WHAT IS EXPECTED:
Quote every line below exactly and skip any picture.

EXTRACTED MATERIAL:
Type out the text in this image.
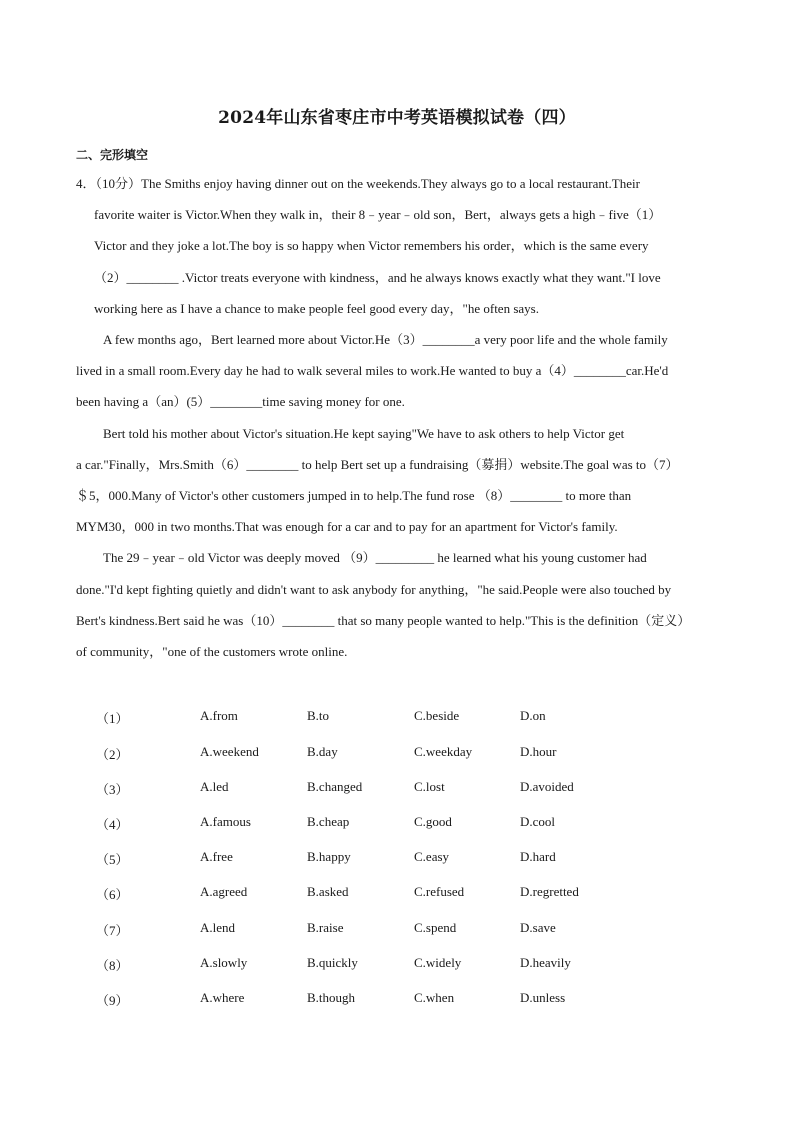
2024年山东省枣庄市中考英语模拟试卷（四）
二、完形填空
4．（10分）The Smiths enjoy having dinner out on the weekends.They always go to a local restaurant.Their
favorite waiter is Victor.When they walk in，their 8﹣year﹣old son，Bert，always gets a high﹣five（1）
Victor and they joke a lot.The boy is so happy when Victor remembers his order，which is the same every
（2）________ .Victor treats everyone with kindness，and he always knows exactly what they want."I love
working here as I have a chance to make people feel good every day，"he often says.
A few months ago，Bert learned more about Victor.He（3）________a very poor life and the whole family
lived in a small room.Every day he had to walk several miles to work.He wanted to buy a（4）________car.He'd
been having a（an）(5）________time saving money for one.
Bert told his mother about Victor's situation.He kept saying"We have to ask others to help Victor get
a car."Finally，Mrs.Smith（6）________ to help Bert set up a fundraising（募捐）website.The goal was to（7）
＄5，000.Many of Victor's other customers jumped in to help.The fund rose （8）________ to more than
MYM30，000 in two months.That was enough for a car and to pay for an apartment for Victor's family.
The 29﹣year﹣old Victor was deeply moved （9）_________ he learned what his young customer had
done."I'd kept fighting quietly and didn't want to ask anybody for anything，"he said.People were also touched by
Bert's kindness.Bert said he was（10）________ that so many people wanted to help."This is the definition（定义）
of community，"one of the customers wrote online.
（1）	A.from	B.to	C.beside	D.on
（2）	A.weekend	B.day	C.weekday	D.hour
（3）	A.led	B.changed	C.lost	D.avoided
（4）	A.famous	B.cheap	C.good	D.cool
（5）	A.free	B.happy	C.easy	D.hard
（6）	A.agreed	B.asked	C.refused	D.regretted
（7）	A.lend	B.raise	C.spend	D.save
（8）	A.slowly	B.quickly	C.widely	D.heavily
（9）	A.where	B.though	C.when	D.unless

TASK ANSWER:
Type out the text in this image.
2024年山东省枣庄市中考英语模拟试卷（四）
二、完形填空
4．（10分）The Smiths enjoy having dinner out on the weekends.They always go to a local restaurant.Their
favorite waiter is Victor.When they walk in，their 8﹣year﹣old son，Bert，always gets a high﹣five（1）
Victor and they joke a lot.The boy is so happy when Victor remembers his order，which is the same every
（2）________ .Victor treats everyone with kindness，and he always knows exactly what they want."I love
working here as I have a chance to make people feel good every day，"he often says.
A few months ago，Bert learned more about Victor.He（3）________a very poor life and the whole family
lived in a small room.Every day he had to walk several miles to work.He wanted to buy a（4）________car.He'd
been having a（an）(5）________time saving money for one.
Bert told his mother about Victor's situation.He kept saying"We have to ask others to help Victor get
a car."Finally，Mrs.Smith（6）________ to help Bert set up a fundraising（募捐）website.The goal was to（7）
＄5，000.Many of Victor's other customers jumped in to help.The fund rose （8）________ to more than
MYM30，000 in two months.That was enough for a car and to pay for an apartment for Victor's family.
The 29﹣year﹣old Victor was deeply moved （9）_________ he learned what his young customer had
done."I'd kept fighting quietly and didn't want to ask anybody for anything，"he said.People were also touched by
Bert's kindness.Bert said he was（10）________ that so many people wanted to help."This is the definition（定义）
of community，"one of the customers wrote online.
（1）	A.from	B.to	C.beside	D.on
（2）	A.weekend	B.day	C.weekday	D.hour
（3）	A.led	B.changed	C.lost	D.avoided
（4）	A.famous	B.cheap	C.good	D.cool
（5）	A.free	B.happy	C.easy	D.hard
（6）	A.agreed	B.asked	C.refused	D.regretted
（7）	A.lend	B.raise	C.spend	D.save
（8）	A.slowly	B.quickly	C.widely	D.heavily
（9）	A.where	B.though	C.when	D.unless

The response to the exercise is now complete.